◆ The request:
Type out all the records word for word. Any pictures are to be left out.

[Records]
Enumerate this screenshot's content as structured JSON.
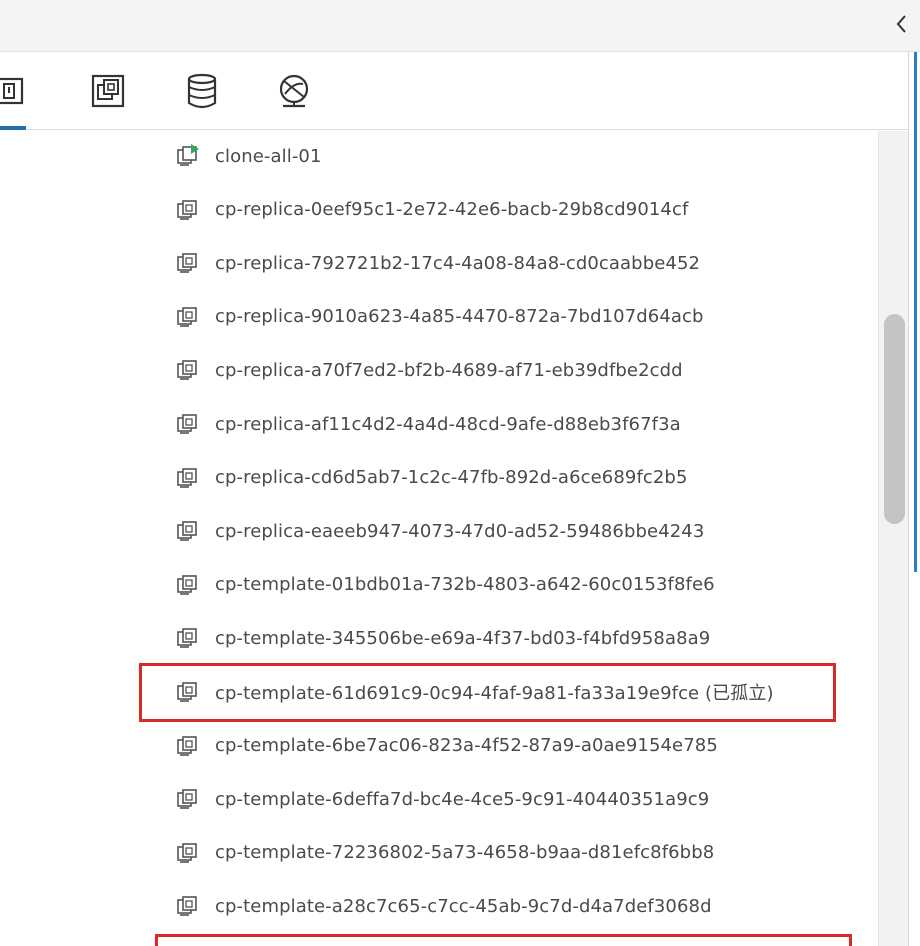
{
  "tabs": [
    {
      "name": "hosts-and-clusters",
      "icon": "hosts-clusters-icon",
      "active": true
    },
    {
      "name": "vms-and-templates",
      "icon": "vms-templates-icon",
      "active": false
    },
    {
      "name": "storage",
      "icon": "storage-icon",
      "active": false
    },
    {
      "name": "networking",
      "icon": "networking-icon",
      "active": false
    }
  ],
  "collapse_icon": "chevron-left-icon",
  "items": [
    {
      "label": "clone-all-01",
      "icon": "vm-powered-on-icon"
    },
    {
      "label": "cp-replica-0eef95c1-2e72-42e6-bacb-29b8cd9014cf",
      "icon": "vm-icon"
    },
    {
      "label": "cp-replica-792721b2-17c4-4a08-84a8-cd0caabbe452",
      "icon": "vm-icon"
    },
    {
      "label": "cp-replica-9010a623-4a85-4470-872a-7bd107d64acb",
      "icon": "vm-icon"
    },
    {
      "label": "cp-replica-a70f7ed2-bf2b-4689-af71-eb39dfbe2cdd",
      "icon": "vm-icon"
    },
    {
      "label": "cp-replica-af11c4d2-4a4d-48cd-9afe-d88eb3f67f3a",
      "icon": "vm-icon"
    },
    {
      "label": "cp-replica-cd6d5ab7-1c2c-47fb-892d-a6ce689fc2b5",
      "icon": "vm-icon"
    },
    {
      "label": "cp-replica-eaeeb947-4073-47d0-ad52-59486bbe4243",
      "icon": "vm-icon"
    },
    {
      "label": "cp-template-01bdb01a-732b-4803-a642-60c0153f8fe6",
      "icon": "vm-icon"
    },
    {
      "label": "cp-template-345506be-e69a-4f37-bd03-f4bfd958a8a9",
      "icon": "vm-icon"
    },
    {
      "label": "cp-template-61d691c9-0c94-4faf-9a81-fa33a19e9fce (已孤立)",
      "icon": "vm-icon",
      "highlighted": true
    },
    {
      "label": "cp-template-6be7ac06-823a-4f52-87a9-a0ae9154e785",
      "icon": "vm-icon"
    },
    {
      "label": "cp-template-6deffa7d-bc4e-4ce5-9c91-40440351a9c9",
      "icon": "vm-icon"
    },
    {
      "label": "cp-template-72236802-5a73-4658-b9aa-d81efc8f6bb8",
      "icon": "vm-icon"
    },
    {
      "label": "cp-template-a28c7c65-c7cc-45ab-9c7d-d4a7def3068d",
      "icon": "vm-icon"
    }
  ],
  "colors": {
    "accent": "#1f6fae",
    "highlight": "#d62b2b",
    "power_on": "#3aa655"
  }
}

◆ Output below:
Enumerate this screenshot's content as structured JSON.
{
  "tabs": [
    {
      "name": "hosts-and-clusters",
      "icon": "hosts-clusters-icon",
      "active": true
    },
    {
      "name": "vms-and-templates",
      "icon": "vms-templates-icon",
      "active": false
    },
    {
      "name": "storage",
      "icon": "storage-icon",
      "active": false
    },
    {
      "name": "networking",
      "icon": "networking-icon",
      "active": false
    }
  ],
  "collapse_icon": "chevron-left-icon",
  "items": [
    {
      "label": "clone-all-01",
      "icon": "vm-powered-on-icon"
    },
    {
      "label": "cp-replica-0eef95c1-2e72-42e6-bacb-29b8cd9014cf",
      "icon": "vm-icon"
    },
    {
      "label": "cp-replica-792721b2-17c4-4a08-84a8-cd0caabbe452",
      "icon": "vm-icon"
    },
    {
      "label": "cp-replica-9010a623-4a85-4470-872a-7bd107d64acb",
      "icon": "vm-icon"
    },
    {
      "label": "cp-replica-a70f7ed2-bf2b-4689-af71-eb39dfbe2cdd",
      "icon": "vm-icon"
    },
    {
      "label": "cp-replica-af11c4d2-4a4d-48cd-9afe-d88eb3f67f3a",
      "icon": "vm-icon"
    },
    {
      "label": "cp-replica-cd6d5ab7-1c2c-47fb-892d-a6ce689fc2b5",
      "icon": "vm-icon"
    },
    {
      "label": "cp-replica-eaeeb947-4073-47d0-ad52-59486bbe4243",
      "icon": "vm-icon"
    },
    {
      "label": "cp-template-01bdb01a-732b-4803-a642-60c0153f8fe6",
      "icon": "vm-icon"
    },
    {
      "label": "cp-template-345506be-e69a-4f37-bd03-f4bfd958a8a9",
      "icon": "vm-icon"
    },
    {
      "label": "cp-template-61d691c9-0c94-4faf-9a81-fa33a19e9fce (已孤立)",
      "icon": "vm-icon",
      "highlighted": true
    },
    {
      "label": "cp-template-6be7ac06-823a-4f52-87a9-a0ae9154e785",
      "icon": "vm-icon"
    },
    {
      "label": "cp-template-6deffa7d-bc4e-4ce5-9c91-40440351a9c9",
      "icon": "vm-icon"
    },
    {
      "label": "cp-template-72236802-5a73-4658-b9aa-d81efc8f6bb8",
      "icon": "vm-icon"
    },
    {
      "label": "cp-template-a28c7c65-c7cc-45ab-9c7d-d4a7def3068d",
      "icon": "vm-icon"
    }
  ],
  "colors": {
    "accent": "#1f6fae",
    "highlight": "#d62b2b",
    "power_on": "#3aa655"
  }
}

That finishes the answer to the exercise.